Written exercise:
Filter the entries that follow, copying every line in which the word "screenshot" appears.

Data provided:
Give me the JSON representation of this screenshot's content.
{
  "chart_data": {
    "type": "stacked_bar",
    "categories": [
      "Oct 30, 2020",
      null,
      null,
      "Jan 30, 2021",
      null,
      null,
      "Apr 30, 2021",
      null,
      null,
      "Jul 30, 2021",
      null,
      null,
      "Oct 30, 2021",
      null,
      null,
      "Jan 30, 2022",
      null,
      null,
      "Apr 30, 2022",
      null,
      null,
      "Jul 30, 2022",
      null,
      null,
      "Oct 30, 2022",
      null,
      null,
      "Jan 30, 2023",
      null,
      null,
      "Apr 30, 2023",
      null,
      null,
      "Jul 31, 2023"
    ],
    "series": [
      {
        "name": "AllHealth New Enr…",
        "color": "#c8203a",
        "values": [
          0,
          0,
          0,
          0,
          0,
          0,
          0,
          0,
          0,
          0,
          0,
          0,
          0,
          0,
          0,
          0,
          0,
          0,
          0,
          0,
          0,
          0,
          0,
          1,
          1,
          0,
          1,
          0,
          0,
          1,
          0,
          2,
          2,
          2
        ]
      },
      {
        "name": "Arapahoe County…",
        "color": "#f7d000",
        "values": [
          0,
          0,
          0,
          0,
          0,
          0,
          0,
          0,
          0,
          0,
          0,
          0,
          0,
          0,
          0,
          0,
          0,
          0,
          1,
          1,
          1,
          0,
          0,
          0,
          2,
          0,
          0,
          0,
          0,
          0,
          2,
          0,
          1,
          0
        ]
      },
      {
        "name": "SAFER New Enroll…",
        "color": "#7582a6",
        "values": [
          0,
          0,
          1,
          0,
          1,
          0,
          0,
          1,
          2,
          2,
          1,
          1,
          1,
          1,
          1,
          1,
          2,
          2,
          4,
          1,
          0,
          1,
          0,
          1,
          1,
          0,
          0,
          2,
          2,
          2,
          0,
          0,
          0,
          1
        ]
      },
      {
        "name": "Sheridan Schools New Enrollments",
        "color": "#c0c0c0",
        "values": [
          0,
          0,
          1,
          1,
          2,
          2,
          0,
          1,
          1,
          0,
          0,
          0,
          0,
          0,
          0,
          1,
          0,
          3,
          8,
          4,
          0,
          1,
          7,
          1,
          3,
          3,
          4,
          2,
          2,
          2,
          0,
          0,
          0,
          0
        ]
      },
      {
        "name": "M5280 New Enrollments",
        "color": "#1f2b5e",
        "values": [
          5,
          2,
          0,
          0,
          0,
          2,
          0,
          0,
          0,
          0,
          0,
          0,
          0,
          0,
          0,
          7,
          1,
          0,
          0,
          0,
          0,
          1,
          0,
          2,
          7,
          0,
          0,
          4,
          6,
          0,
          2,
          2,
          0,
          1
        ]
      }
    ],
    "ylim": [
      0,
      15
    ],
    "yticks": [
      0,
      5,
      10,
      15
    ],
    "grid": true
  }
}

--

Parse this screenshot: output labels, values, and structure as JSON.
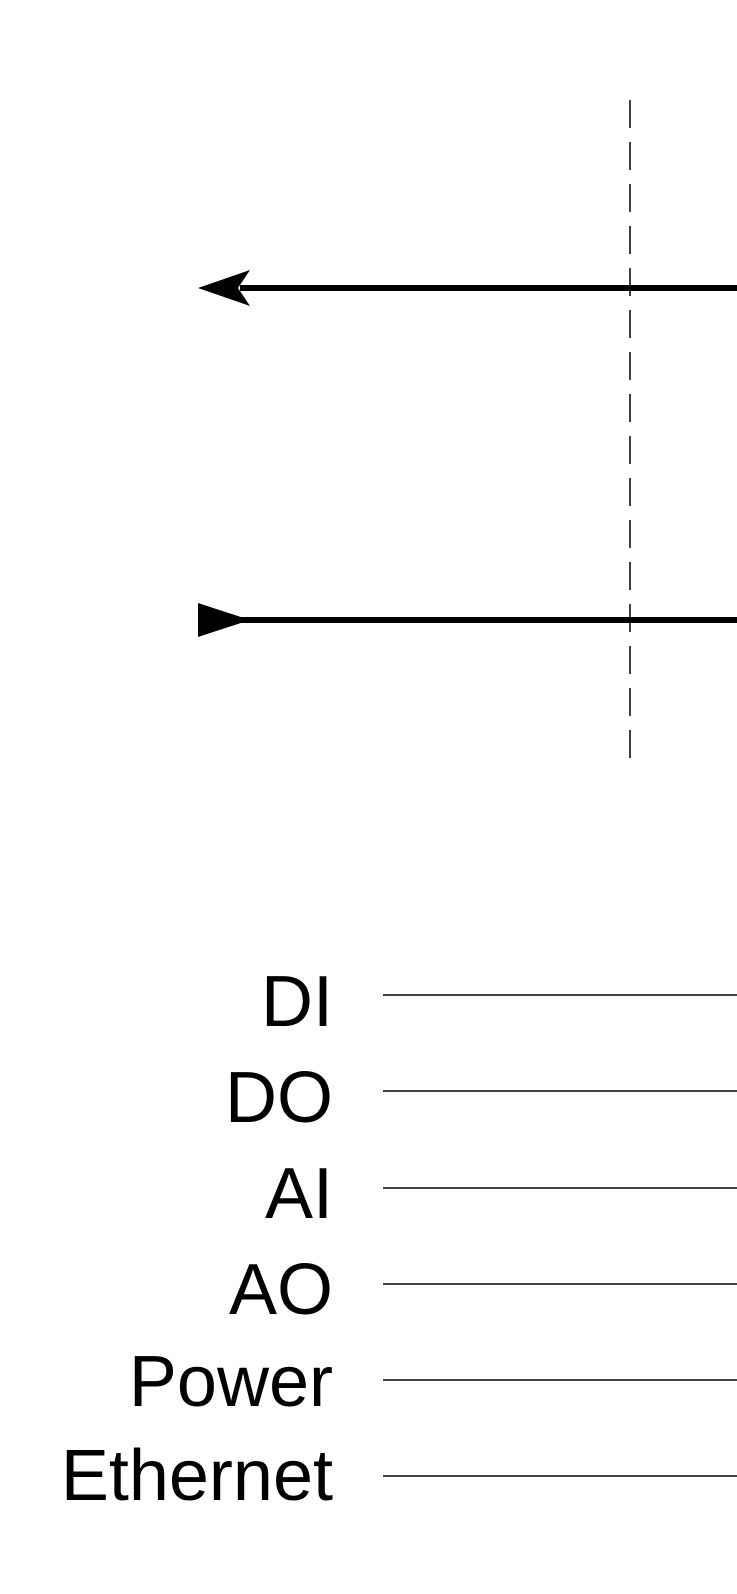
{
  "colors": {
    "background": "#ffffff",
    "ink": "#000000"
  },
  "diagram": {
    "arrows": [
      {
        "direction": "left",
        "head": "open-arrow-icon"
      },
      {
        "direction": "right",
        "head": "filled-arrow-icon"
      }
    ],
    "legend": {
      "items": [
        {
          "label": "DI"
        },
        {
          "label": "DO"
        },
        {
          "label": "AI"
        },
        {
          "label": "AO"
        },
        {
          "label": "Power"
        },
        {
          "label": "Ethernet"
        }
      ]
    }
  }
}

Written response:
Give me the JSON representation of this screenshot's content.
Parse this screenshot: output labels, values, and structure as JSON.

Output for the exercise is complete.